TEXTO DE LECTURA:
Elisa Ángela Meneguzzi, nace en Abano Terme, Padua, el 12 de septiembre de 1901. Pertenece a una familia de modestos campesinos, pero rica en honestidad y fe, valores que la niña asimila desde muy temprana edad; demuestra un vivo espíritu de oración; participa cada día en la misa, aun si tiene que caminar casi dos kilómetros diarios; frecuenta la catequesis y más tarde será catequista. Durante las noches reza con su familia y es feliz de poder hablar de Dios a sus hermanos.

A los 14 años, para ayudar económicamente a su familia, empieza a trabajar fuera de casa y lo hace como empleada doméstica de familias acomodadas y en hoteles de Abano, ciudad reconocida por sus tratamientos termales. Su carácter es dulce, siempre disponible y se hace amar y apreciar en cualquier lugar.

Deseosa de consagrar su vida a Dios, el 5 de marzo de 1926, ingresa en la Congregación de las Hermanas de san Francisco de Sales, en Padua. Allí realiza su entrega a Dios y difunde en torno a sí los tesoros de su gran corazón. Toma el nombre de sor María Liduina.

Realiza con amor su trabajo como encargada del cuidado de la ropa y la enfermería, es además sacristana; entre las jóvenes del colegio de Santa Cruz; estas ven en ella la amiga buena, capaz de ayudarlas en sus problemas con sus sabios consejos. Deja en todas ellas huellas de imborrable ternura, de valiente serenidad y de probada paciencia.

 

Un deseo secreto le acompaña: ir a la misión; a veces decía: “Oh, si pudiese ir al África”. En 1937 realiza el gran sueño, que desde siempre guarda en su corazón: irse a tierras de misión, llevar la fe y el amor de Cristo a muchos hermanos que no lo conocen. Las Superioras la envían como misionera a Etiopía, a la ciudad cosmopolita de Dire-Dawa, donde vive gente de diversas costumbres y religiones. La humilde hermana dedica con fervor toda su actividad misionera en ese mundo. No tiene gran cultura teológica pero sí una fuerte riqueza interior, alimentada por un profundo trato con Dios. Trabaja como enfermera en el Hospital Civil Parini que, una vez estallada la guerra, se habilita como hospital militar, donde llegan los soldados heridos. Sor Liduina es verdaderamente para ellos un «Ángel de caridad». Cuida los males físicos con ternura e incansable dedicación, mirando la imagen de Dios en cada hermano que sufre.

Su nombre se encuentra muy pronto en boca de todos: la buscan, la invocan como una bendición. La gente del lugar la llama «Hermana gudda» (grande). Aumentan los bombardeos en la ciudad y todos en el hospital piden ayuda con un solo grito: « ¡Socorro, hermana Liduina!»; ella, sin preocuparse del peligro, lleva los heridos al refugio y corre, inmediatamente, a socorrer a otros. Se inclina ante los moribundos para sugerirles el acto de contrición y con su inseparable botellita de agua bautiza a los niños en peligro de muerte.

INFORMACIÓN PROPORCIONADA:
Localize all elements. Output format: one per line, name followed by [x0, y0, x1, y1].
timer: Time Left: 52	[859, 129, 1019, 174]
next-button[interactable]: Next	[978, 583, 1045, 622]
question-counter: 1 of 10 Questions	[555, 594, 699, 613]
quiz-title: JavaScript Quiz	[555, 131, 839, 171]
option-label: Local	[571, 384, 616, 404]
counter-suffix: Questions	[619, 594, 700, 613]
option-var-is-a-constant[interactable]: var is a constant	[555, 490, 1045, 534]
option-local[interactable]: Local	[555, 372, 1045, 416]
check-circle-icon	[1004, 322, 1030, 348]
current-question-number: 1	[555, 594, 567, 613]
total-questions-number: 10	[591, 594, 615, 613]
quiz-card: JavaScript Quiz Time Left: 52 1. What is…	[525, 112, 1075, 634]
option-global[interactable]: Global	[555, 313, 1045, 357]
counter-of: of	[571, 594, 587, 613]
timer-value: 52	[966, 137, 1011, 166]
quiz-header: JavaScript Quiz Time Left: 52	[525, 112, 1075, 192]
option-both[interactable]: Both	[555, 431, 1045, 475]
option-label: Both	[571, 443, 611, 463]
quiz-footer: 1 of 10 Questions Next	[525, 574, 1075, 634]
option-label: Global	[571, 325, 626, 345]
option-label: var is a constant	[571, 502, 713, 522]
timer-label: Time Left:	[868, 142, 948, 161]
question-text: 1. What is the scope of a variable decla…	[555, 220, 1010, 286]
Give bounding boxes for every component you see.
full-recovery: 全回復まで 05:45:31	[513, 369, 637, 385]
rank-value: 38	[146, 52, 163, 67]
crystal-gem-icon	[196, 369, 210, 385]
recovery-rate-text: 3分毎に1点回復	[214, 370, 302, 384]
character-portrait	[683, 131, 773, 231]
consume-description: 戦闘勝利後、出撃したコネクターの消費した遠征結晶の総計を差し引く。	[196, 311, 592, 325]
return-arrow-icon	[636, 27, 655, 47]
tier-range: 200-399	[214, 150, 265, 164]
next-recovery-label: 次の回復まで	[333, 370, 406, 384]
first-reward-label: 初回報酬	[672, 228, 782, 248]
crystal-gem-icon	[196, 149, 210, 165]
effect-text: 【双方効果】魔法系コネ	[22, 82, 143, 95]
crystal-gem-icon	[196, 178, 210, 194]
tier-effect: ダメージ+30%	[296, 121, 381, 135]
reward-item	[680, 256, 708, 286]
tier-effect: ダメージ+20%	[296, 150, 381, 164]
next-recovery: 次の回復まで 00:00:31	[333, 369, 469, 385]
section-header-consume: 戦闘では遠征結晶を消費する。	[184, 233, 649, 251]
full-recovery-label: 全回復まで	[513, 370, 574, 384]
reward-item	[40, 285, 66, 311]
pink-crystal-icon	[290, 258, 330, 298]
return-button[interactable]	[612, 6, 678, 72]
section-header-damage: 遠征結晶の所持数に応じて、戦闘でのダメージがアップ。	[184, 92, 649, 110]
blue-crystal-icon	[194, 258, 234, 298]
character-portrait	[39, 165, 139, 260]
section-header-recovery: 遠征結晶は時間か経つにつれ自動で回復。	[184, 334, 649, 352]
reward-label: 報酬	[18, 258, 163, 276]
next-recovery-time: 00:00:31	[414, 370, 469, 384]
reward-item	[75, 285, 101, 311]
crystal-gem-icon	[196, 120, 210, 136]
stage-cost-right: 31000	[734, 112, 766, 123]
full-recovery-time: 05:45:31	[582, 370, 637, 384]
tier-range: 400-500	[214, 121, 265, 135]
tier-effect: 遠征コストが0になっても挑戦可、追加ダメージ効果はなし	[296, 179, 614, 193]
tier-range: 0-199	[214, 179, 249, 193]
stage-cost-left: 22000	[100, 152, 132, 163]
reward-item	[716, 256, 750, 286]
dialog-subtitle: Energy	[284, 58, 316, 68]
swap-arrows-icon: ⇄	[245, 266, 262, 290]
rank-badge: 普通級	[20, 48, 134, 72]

TUS TAREAS:
[a] Reproduce el fragmento del texto sobre sor María Liduina que va desde "Elisa Ángela Meneguzzi, nace" hasta "a sus hermanos.".
[b] Según el texto sobre sor María Liduina, ¿en qué fecha ingresó en la Congregación de las Hermanas de san Francisco de Sales?
[c] Enumera todas las fechas y años del calendario que aparecen en el texto sobre sor María Liduina.

RESPUESTAS:
[a]
Elisa Ángela Meneguzzi, nace en Abano Terme, Padua, el 12 de septiembre de 1901. Pertenece a una familia de modestos campesinos, pero rica en honestidad y fe, valores que la niña asimila desde muy temprana edad; demuestra un vivo espíritu de oración; participa cada día en la misa, aun si tiene que caminar casi dos kilómetros diarios; frecuenta la catequesis y más tarde será catequista. Durante las noches reza con su familia y es feliz de poder hablar de Dios a sus hermanos.

[b] El 5 de marzo de 1926.

[c]
12 de septiembre de 1901
5 de marzo de 1926
1937